* Task goal
Identify and copy all lines of the material where the string "Budget" is found.

[Entries from a visual dataset]
════════════════

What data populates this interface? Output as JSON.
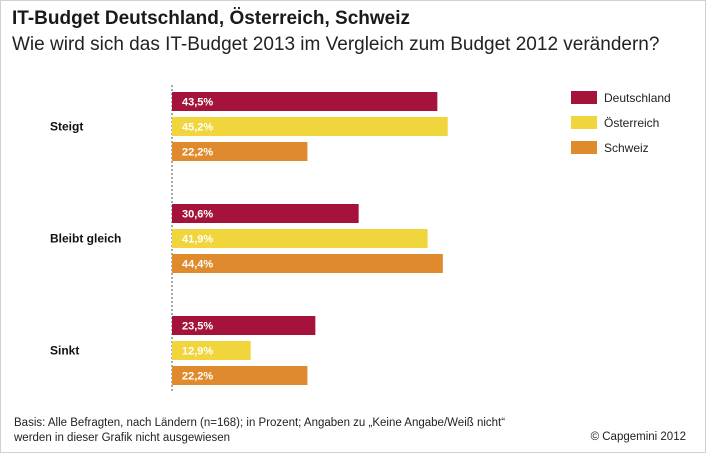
{
  "header": {
    "title": "IT-Budget Deutschland, Österreich, Schweiz",
    "subtitle": "Wie wird sich das IT-Budget 2013 im Vergleich zum Budget 2012 verändern?"
  },
  "footer": {
    "footnote": "Basis: Alle Befragten, nach Ländern (n=168); in Prozent; Angaben zu „Keine Angabe/Weiß nicht“ werden in dieser Grafik nicht ausgewiesen",
    "copyright": "© Capgemini 2012"
  },
  "chart_data": {
    "type": "bar",
    "orientation": "horizontal",
    "title": "IT-Budget Deutschland, Österreich, Schweiz",
    "subtitle": "Wie wird sich das IT-Budget 2013 im Vergleich zum Budget 2012 verändern?",
    "categories": [
      "Steigt",
      "Bleibt gleich",
      "Sinkt"
    ],
    "series": [
      {
        "name": "Deutschland",
        "color": "#a6133a",
        "values": [
          43.5,
          30.6,
          23.5
        ],
        "labels": [
          "43,5%",
          "30,6%",
          "23,5%"
        ]
      },
      {
        "name": "Österreich",
        "color": "#f0d53c",
        "values": [
          45.2,
          41.9,
          12.9
        ],
        "labels": [
          "45,2%",
          "41,9%",
          "12,9%"
        ]
      },
      {
        "name": "Schweiz",
        "color": "#e08a2e",
        "values": [
          22.2,
          44.4,
          22.2
        ],
        "labels": [
          "22,2%",
          "44,4%",
          "22,2%"
        ]
      }
    ],
    "xlim": [
      0,
      50
    ],
    "unit": "%",
    "grid": false,
    "legend": "top-right"
  }
}
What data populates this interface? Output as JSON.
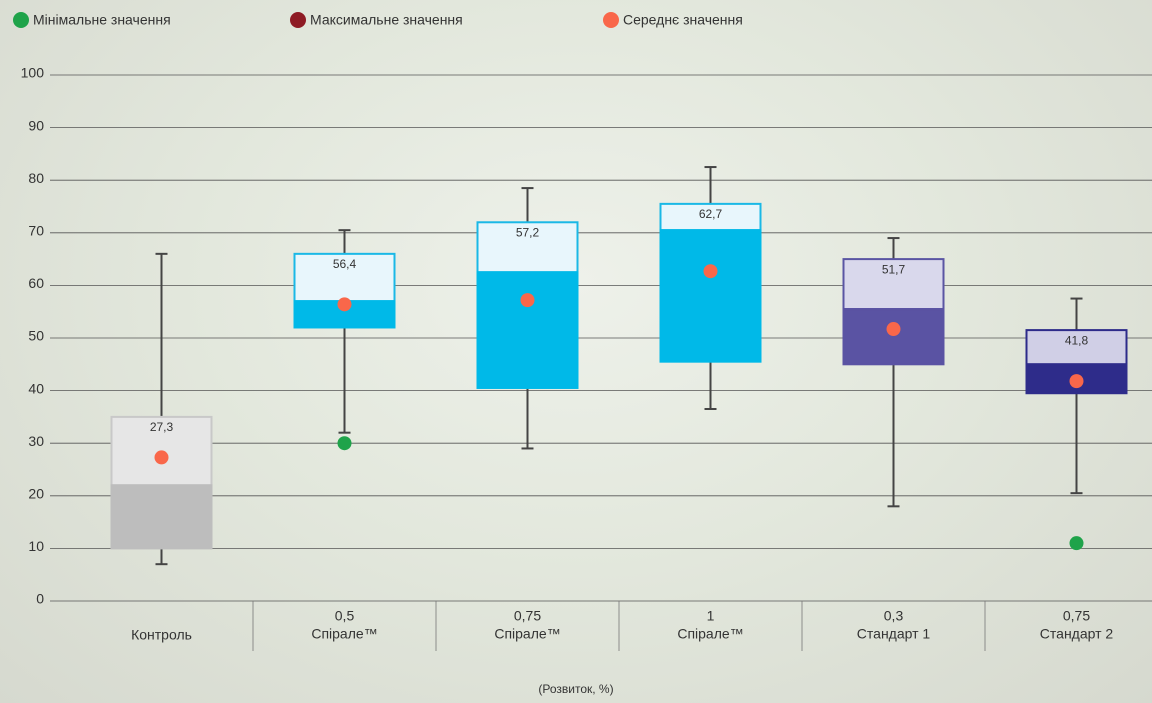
{
  "chart_data": {
    "type": "box",
    "xlabel": "(Розвиток, %)",
    "legend": [
      {
        "name": "Мінімальне значення",
        "color": "#1fa34a"
      },
      {
        "name": "Максимальне значення",
        "color": "#8e1b24"
      },
      {
        "name": "Середнє значення",
        "color": "#f9674a"
      }
    ],
    "categories": [
      [
        "Контроль"
      ],
      [
        "0,5",
        "Спірале™"
      ],
      [
        "0,75",
        "Спірале™"
      ],
      [
        "1",
        "Спірале™"
      ],
      [
        "0,3",
        "Стандарт 1"
      ],
      [
        "0,75",
        "Стандарт 2"
      ]
    ],
    "min": [
      7,
      32,
      29,
      36.5,
      18,
      20.5
    ],
    "q1": [
      10,
      52,
      40.5,
      45.5,
      45,
      39.5
    ],
    "median": [
      22,
      57,
      62.5,
      70.5,
      55.5,
      45
    ],
    "q3": [
      35,
      66,
      72,
      75.5,
      65,
      51.5
    ],
    "max": [
      66,
      70.5,
      78.5,
      82.5,
      69,
      57.5
    ],
    "means": [
      27.3,
      56.4,
      57.2,
      62.7,
      51.7,
      41.8
    ],
    "value_labels": [
      "27,3",
      "56,4",
      "57,2",
      "62,7",
      "51,7",
      "41,8"
    ],
    "outliers": [
      null,
      30,
      null,
      null,
      null,
      11
    ],
    "box_colors": [
      {
        "dark": "#bdbdbd",
        "light": "#e6e6e6",
        "stroke": "#c8c8c8"
      },
      {
        "dark": "#00b9e8",
        "light": "#e8f6fc",
        "stroke": "#1ab8e6"
      },
      {
        "dark": "#00b9e8",
        "light": "#e8f6fc",
        "stroke": "#1ab8e6"
      },
      {
        "dark": "#00b9e8",
        "light": "#e8f6fc",
        "stroke": "#1ab8e6"
      },
      {
        "dark": "#5a53a3",
        "light": "#d9d8ec",
        "stroke": "#5a55a3"
      },
      {
        "dark": "#2e2c8a",
        "light": "#d0cfe6",
        "stroke": "#2d2b8a"
      }
    ],
    "ylim": [
      0,
      100
    ],
    "yticks": [
      0,
      10,
      20,
      30,
      40,
      50,
      60,
      70,
      80,
      90,
      100
    ],
    "grid": true
  }
}
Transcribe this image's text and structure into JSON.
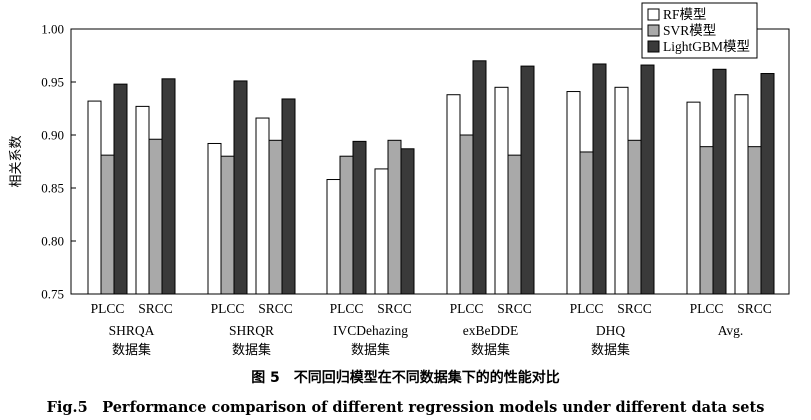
{
  "chart_data": {
    "type": "bar",
    "ylabel": "相关系数",
    "ylim": [
      0.75,
      1.0
    ],
    "yticks": [
      "0.75",
      "0.80",
      "0.85",
      "0.90",
      "0.95",
      "1.00"
    ],
    "legend_position": "top-right",
    "groups": [
      {
        "name": "SHRQA",
        "sub": "数据集"
      },
      {
        "name": "SHRQR",
        "sub": "数据集"
      },
      {
        "name": "IVCDehazing",
        "sub": "数据集"
      },
      {
        "name": "exBeDDE",
        "sub": "数据集"
      },
      {
        "name": "DHQ",
        "sub": "数据集"
      },
      {
        "name": "Avg.",
        "sub": ""
      }
    ],
    "metrics": [
      "PLCC",
      "SRCC"
    ],
    "series": [
      {
        "name": "RF模型",
        "color": "#ffffff",
        "values": [
          [
            0.932,
            0.927
          ],
          [
            0.892,
            0.916
          ],
          [
            0.858,
            0.868
          ],
          [
            0.938,
            0.945
          ],
          [
            0.941,
            0.945
          ],
          [
            0.931,
            0.938
          ]
        ]
      },
      {
        "name": "SVR模型",
        "color": "#a9a9a9",
        "values": [
          [
            0.881,
            0.896
          ],
          [
            0.88,
            0.895
          ],
          [
            0.88,
            0.895
          ],
          [
            0.9,
            0.881
          ],
          [
            0.884,
            0.895
          ],
          [
            0.889,
            0.889
          ]
        ]
      },
      {
        "name": "LightGBM模型",
        "color": "#3a3a3a",
        "values": [
          [
            0.948,
            0.953
          ],
          [
            0.951,
            0.934
          ],
          [
            0.894,
            0.887
          ],
          [
            0.97,
            0.965
          ],
          [
            0.967,
            0.966
          ],
          [
            0.962,
            0.958
          ]
        ]
      }
    ]
  },
  "caption": {
    "cn": "图 5　不同回归模型在不同数据集下的的性能对比",
    "en": "Fig.5　Performance comparison of different regression models under different data sets"
  }
}
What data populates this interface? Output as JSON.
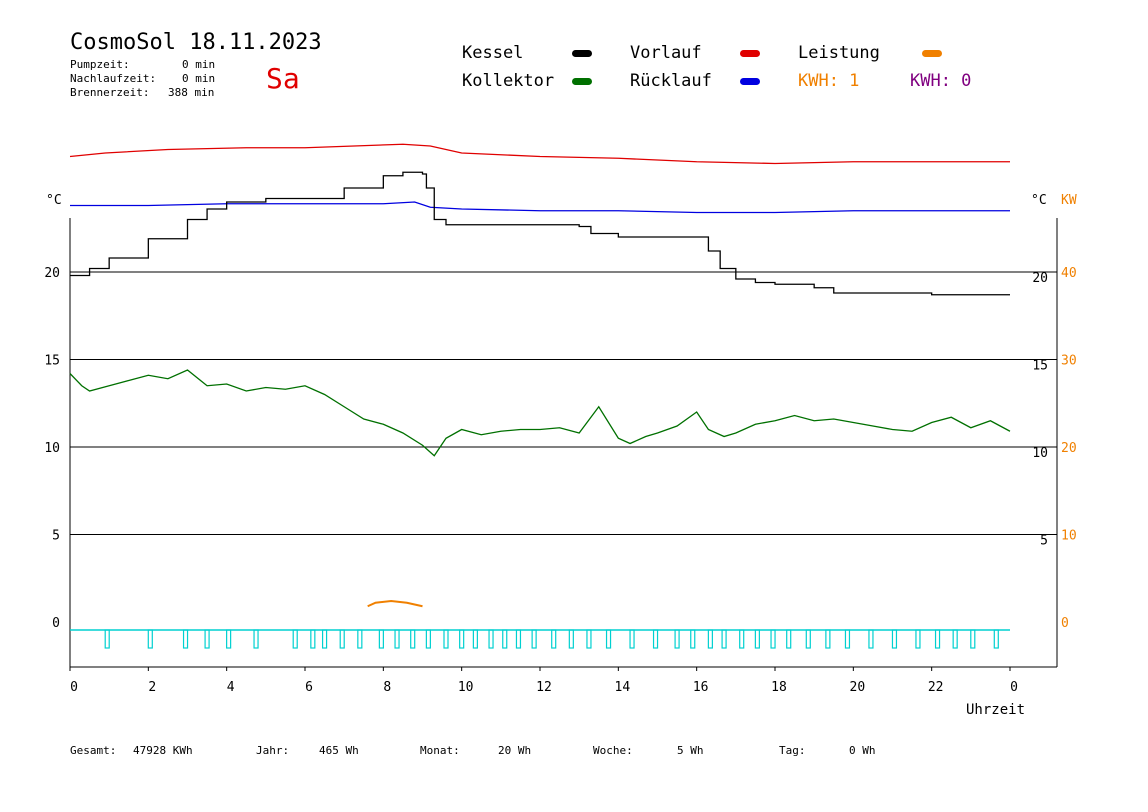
{
  "header": {
    "title": "CosmoSol 18.11.2023",
    "day": "Sa",
    "stats": [
      {
        "label": "Pumpzeit:",
        "value": "0 min"
      },
      {
        "label": "Nachlaufzeit:",
        "value": "0 min"
      },
      {
        "label": "Brennerzeit:",
        "value": "388 min"
      }
    ]
  },
  "legend": {
    "kessel": "Kessel",
    "kollektor": "Kollektor",
    "vorlauf": "Vorlauf",
    "ruecklauf": "Rücklauf",
    "leistung": "Leistung",
    "kwh1": "KWH: 1",
    "kwh2": "KWH: 0"
  },
  "colors": {
    "kessel": "#000000",
    "kollektor": "#007000",
    "vorlauf": "#e00000",
    "ruecklauf": "#0000e0",
    "leistung": "#f08000",
    "kwh2": "#800080",
    "pump": "#00d0d0"
  },
  "footer": {
    "gesamt_label": "Gesamt:",
    "gesamt_value": "47928 KWh",
    "jahr_label": "Jahr:",
    "jahr_value": "465 Wh",
    "monat_label": "Monat:",
    "monat_value": "20 Wh",
    "woche_label": "Woche:",
    "woche_value": "5 Wh",
    "tag_label": "Tag:",
    "tag_value": "0 Wh"
  },
  "chart_data": {
    "type": "line",
    "xlabel": "Uhrzeit",
    "ylabel_left": "°C",
    "ylabel_right": "°C",
    "ylabel_right2": "KW",
    "xlim": [
      0,
      24
    ],
    "x_ticks": [
      "0",
      "2",
      "4",
      "6",
      "8",
      "10",
      "12",
      "14",
      "16",
      "18",
      "20",
      "22",
      "0"
    ],
    "left_ticks": [
      "20",
      "15",
      "10",
      "5",
      "0"
    ],
    "right_ticks": [
      "20",
      "15",
      "10",
      "5"
    ],
    "right2_ticks": [
      "40",
      "30",
      "20",
      "10",
      "0"
    ],
    "series": [
      {
        "name": "Vorlauf",
        "x": [
          0,
          0.9,
          2.5,
          4.5,
          6,
          8.5,
          9.2,
          10,
          12,
          14,
          16,
          18,
          20,
          22,
          24
        ],
        "y": [
          26.6,
          26.8,
          27.0,
          27.1,
          27.1,
          27.3,
          27.2,
          26.8,
          26.6,
          26.5,
          26.3,
          26.2,
          26.3,
          26.3,
          26.3
        ]
      },
      {
        "name": "Rücklauf",
        "x": [
          0,
          2,
          4,
          6,
          8,
          8.8,
          9.2,
          10,
          12,
          14,
          16,
          18,
          20,
          22,
          24
        ],
        "y": [
          23.8,
          23.8,
          23.9,
          23.9,
          23.9,
          24.0,
          23.7,
          23.6,
          23.5,
          23.5,
          23.4,
          23.4,
          23.5,
          23.5,
          23.5
        ]
      },
      {
        "name": "Kessel",
        "x": [
          0,
          0.5,
          1,
          2,
          3,
          3.5,
          4,
          5,
          6,
          7,
          8,
          8.5,
          9.0,
          9.1,
          9.3,
          9.6,
          10,
          12,
          13,
          13.3,
          14,
          16,
          16.3,
          16.6,
          17,
          17.5,
          18,
          19,
          19.5,
          20,
          22,
          24
        ],
        "y": [
          19.8,
          20.2,
          20.8,
          21.9,
          23.0,
          23.6,
          24.0,
          24.2,
          24.2,
          24.8,
          25.5,
          25.7,
          25.6,
          24.8,
          23.0,
          22.7,
          22.7,
          22.7,
          22.6,
          22.2,
          22.0,
          22.0,
          21.2,
          20.2,
          19.6,
          19.4,
          19.3,
          19.1,
          18.8,
          18.8,
          18.7,
          18.7
        ]
      },
      {
        "name": "Kollektor",
        "x": [
          0,
          0.3,
          0.5,
          1,
          1.5,
          2,
          2.5,
          3,
          3.5,
          4,
          4.5,
          5,
          5.5,
          6,
          6.5,
          7,
          7.5,
          8,
          8.5,
          9,
          9.3,
          9.6,
          10,
          10.5,
          11,
          11.5,
          12,
          12.5,
          13,
          13.5,
          14,
          14.3,
          14.7,
          15,
          15.5,
          16,
          16.3,
          16.7,
          17,
          17.5,
          18,
          18.5,
          19,
          19.5,
          20,
          20.5,
          21,
          21.5,
          22,
          22.5,
          23,
          23.5,
          24
        ],
        "y": [
          14.2,
          13.5,
          13.2,
          13.5,
          13.8,
          14.1,
          13.9,
          14.4,
          13.5,
          13.6,
          13.2,
          13.4,
          13.3,
          13.5,
          13.0,
          12.3,
          11.6,
          11.3,
          10.8,
          10.1,
          9.5,
          10.5,
          11.0,
          10.7,
          10.9,
          11.0,
          11.0,
          11.1,
          10.8,
          12.3,
          10.5,
          10.2,
          10.6,
          10.8,
          11.2,
          12.0,
          11.0,
          10.6,
          10.8,
          11.3,
          11.5,
          11.8,
          11.5,
          11.6,
          11.4,
          11.2,
          11.0,
          10.9,
          11.4,
          11.7,
          11.1,
          11.5,
          10.9
        ]
      },
      {
        "name": "Leistung",
        "x": [
          7.6,
          7.8,
          8.2,
          8.6,
          9.0
        ],
        "y": [
          0.9,
          1.1,
          1.2,
          1.1,
          0.9
        ]
      }
    ],
    "pump_on_hours": [
      0.95,
      2.05,
      2.95,
      3.5,
      4.05,
      4.75,
      5.75,
      6.2,
      6.5,
      6.95,
      7.4,
      7.95,
      8.35,
      8.75,
      9.15,
      9.6,
      10.0,
      10.35,
      10.75,
      11.1,
      11.45,
      11.85,
      12.35,
      12.8,
      13.25,
      13.75,
      14.35,
      14.95,
      15.5,
      15.9,
      16.35,
      16.7,
      17.15,
      17.55,
      17.95,
      18.35,
      18.85,
      19.35,
      19.85,
      20.45,
      21.05,
      21.65,
      22.15,
      22.6,
      23.05,
      23.65
    ],
    "grid": true,
    "legend_position": "top"
  }
}
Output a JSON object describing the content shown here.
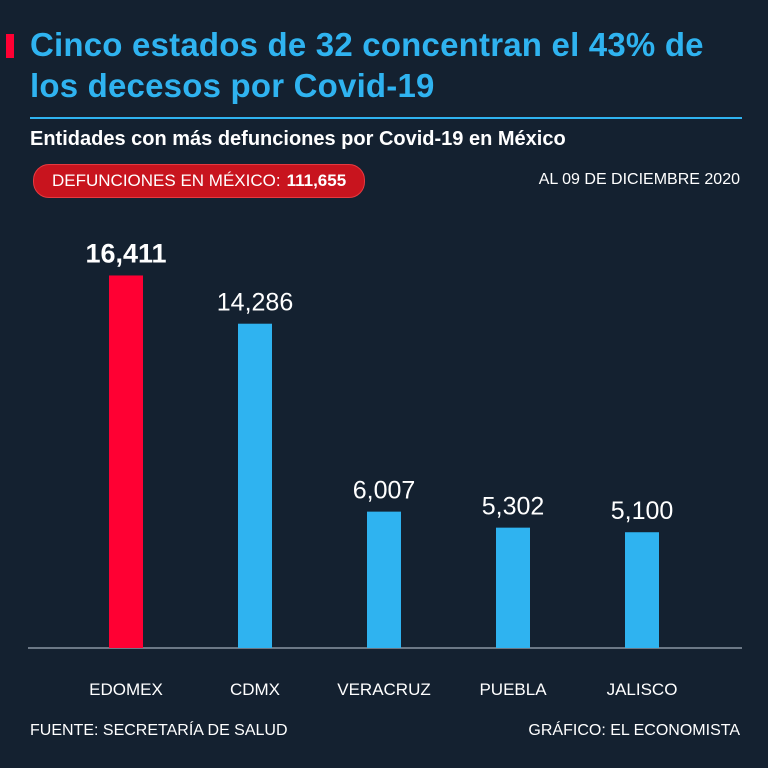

════════════════

* Task result
    "title": "IT-Budget Deutschland, Österreich, Schweiz",
    "subtitle": "Wie wird sich das IT-Budget 2013 im Vergleich zum Budget 2012 verändern?"
    "title": "IT-Budget Deutschland, Österreich, Schweiz",
    "subtitle": "Wie wird sich das IT-Budget 2013 im Vergleich zum Budget 2012 verändern?",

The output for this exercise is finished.